Problem details
Transcribe the data without any change, starting at the line containing "door-flute-groove (648, 83, 655, 486)" and ending at the line containing "checkbox-checked-icon (258, 514, 285, 541)", with both of those lines included.

Data shown
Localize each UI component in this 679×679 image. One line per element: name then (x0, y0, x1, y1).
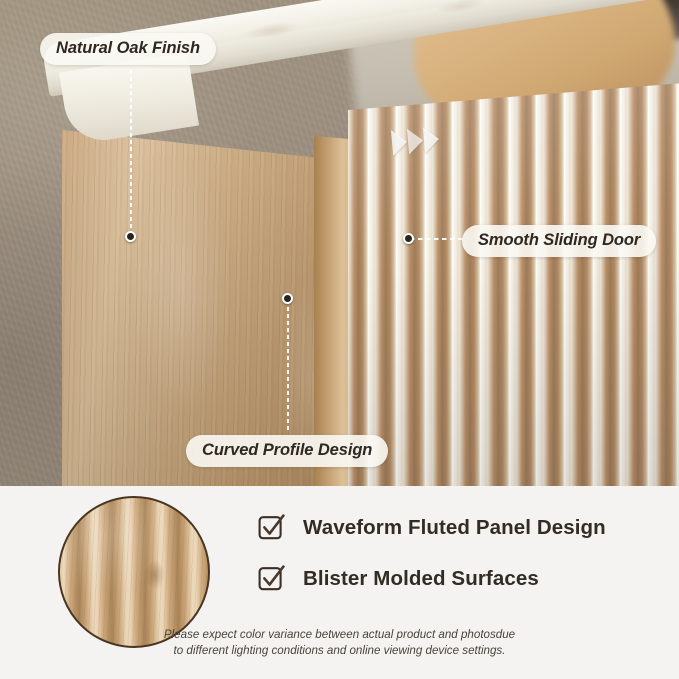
door-flute-groove (648, 83, 655, 486)
door-flute-groove (564, 83, 571, 486)
feature-item: Blister Molded Surfaces (258, 565, 606, 592)
door-flute-groove (536, 83, 543, 486)
product-photo: Natural Oak Finish Smooth Sliding Door C… (0, 0, 679, 486)
door-flute-groove (620, 83, 627, 486)
door-flute-groove (480, 83, 487, 486)
door-flute-slat (571, 83, 593, 486)
feature-list: Waveform Fluted Panel Design Blister Mol… (258, 514, 606, 616)
slide-direction-indicator (391, 126, 440, 156)
door-flute-slat (627, 83, 648, 486)
door-flute-groove (368, 83, 375, 486)
product-feature-image: Natural Oak Finish Smooth Sliding Door C… (0, 0, 679, 679)
callout-dot-curved (282, 293, 293, 304)
chevron-right-icon (407, 127, 424, 154)
door-flute-slat (487, 83, 509, 486)
callout-label-smooth-sliding-door: Smooth Sliding Door (462, 225, 656, 257)
callout-label-natural-oak-finish: Natural Oak Finish (40, 33, 216, 65)
feature-summary-panel: Waveform Fluted Panel Design Blister Mol… (0, 486, 679, 679)
chevron-right-icon (391, 129, 408, 156)
disclaimer-line-2: to different lighting conditions and onl… (96, 643, 583, 659)
callout-leader-line-door (410, 238, 466, 240)
door-flute-slat (655, 83, 677, 486)
door-flute-groove (593, 83, 600, 486)
door-flute-slat (348, 83, 368, 486)
door-flute-slat (543, 83, 564, 486)
cabinet-side-oak-panel (62, 130, 334, 486)
callout-leader-line-oak (130, 70, 132, 234)
wood-grain-swatch (58, 496, 210, 648)
callout-label-curved-profile-design: Curved Profile Design (186, 435, 388, 467)
feature-label: Blister Molded Surfaces (303, 567, 539, 591)
callout-dot-door (403, 233, 414, 244)
door-flute-slat (600, 83, 620, 486)
door-flute-slat (459, 83, 480, 486)
checkbox-checked-icon (258, 514, 285, 541)
feature-item: Waveform Fluted Panel Design (258, 514, 606, 541)
checkbox-checked-icon (258, 565, 285, 592)
door-flute-groove (509, 83, 516, 486)
chevron-right-icon (423, 126, 440, 153)
callout-dot-oak (125, 231, 136, 242)
feature-label: Waveform Fluted Panel Design (303, 516, 606, 540)
door-flute-slat (516, 83, 536, 486)
disclaimer-line-1: Please expect color variance between act… (96, 627, 583, 643)
door-flute-groove (452, 83, 459, 486)
color-variance-disclaimer: Please expect color variance between act… (0, 627, 679, 659)
callout-leader-line-curved (287, 300, 289, 430)
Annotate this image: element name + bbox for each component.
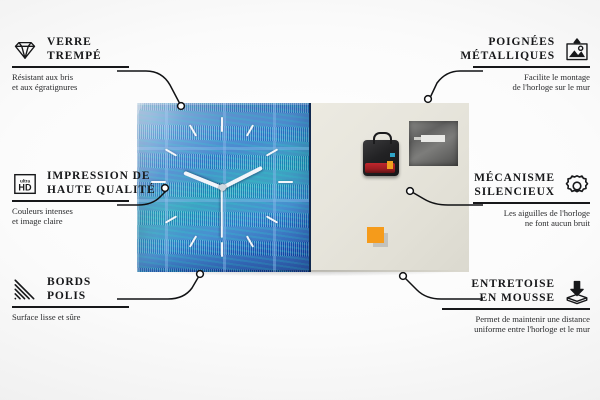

Solution for this exercise
door-flute-groove (648, 83, 655, 486)
door-flute-groove (564, 83, 571, 486)
feature-item: Blister Molded Surfaces (258, 565, 606, 592)
door-flute-groove (536, 83, 543, 486)
product-photo: Natural Oak Finish Smooth Sliding Door C… (0, 0, 679, 486)
door-flute-groove (620, 83, 627, 486)
door-flute-groove (480, 83, 487, 486)
door-flute-slat (571, 83, 593, 486)
feature-list: Waveform Fluted Panel Design Blister Mol… (258, 514, 606, 616)
slide-direction-indicator (391, 126, 440, 156)
door-flute-slat (627, 83, 648, 486)
door-flute-groove (368, 83, 375, 486)
product-feature-image: Natural Oak Finish Smooth Sliding Door C… (0, 0, 679, 679)
callout-dot-curved (282, 293, 293, 304)
chevron-right-icon (407, 127, 424, 154)
door-flute-slat (487, 83, 509, 486)
callout-label-smooth-sliding-door: Smooth Sliding Door (462, 225, 656, 257)
callout-label-natural-oak-finish: Natural Oak Finish (40, 33, 216, 65)
feature-summary-panel: Waveform Fluted Panel Design Blister Mol… (0, 486, 679, 679)
chevron-right-icon (391, 129, 408, 156)
disclaimer-line-2: to different lighting conditions and onl… (96, 643, 583, 659)
callout-leader-line-door (410, 238, 466, 240)
door-flute-slat (655, 83, 677, 486)
door-flute-groove (593, 83, 600, 486)
door-flute-slat (348, 83, 368, 486)
door-flute-slat (543, 83, 564, 486)
cabinet-side-oak-panel (62, 130, 334, 486)
callout-leader-line-oak (130, 70, 132, 234)
wood-grain-swatch (58, 496, 210, 648)
callout-label-curved-profile-design: Curved Profile Design (186, 435, 388, 467)
feature-label: Blister Molded Surfaces (303, 567, 539, 591)
callout-dot-door (403, 233, 414, 244)
door-flute-slat (600, 83, 620, 486)
door-flute-slat (459, 83, 480, 486)
checkbox-checked-icon (258, 514, 285, 541)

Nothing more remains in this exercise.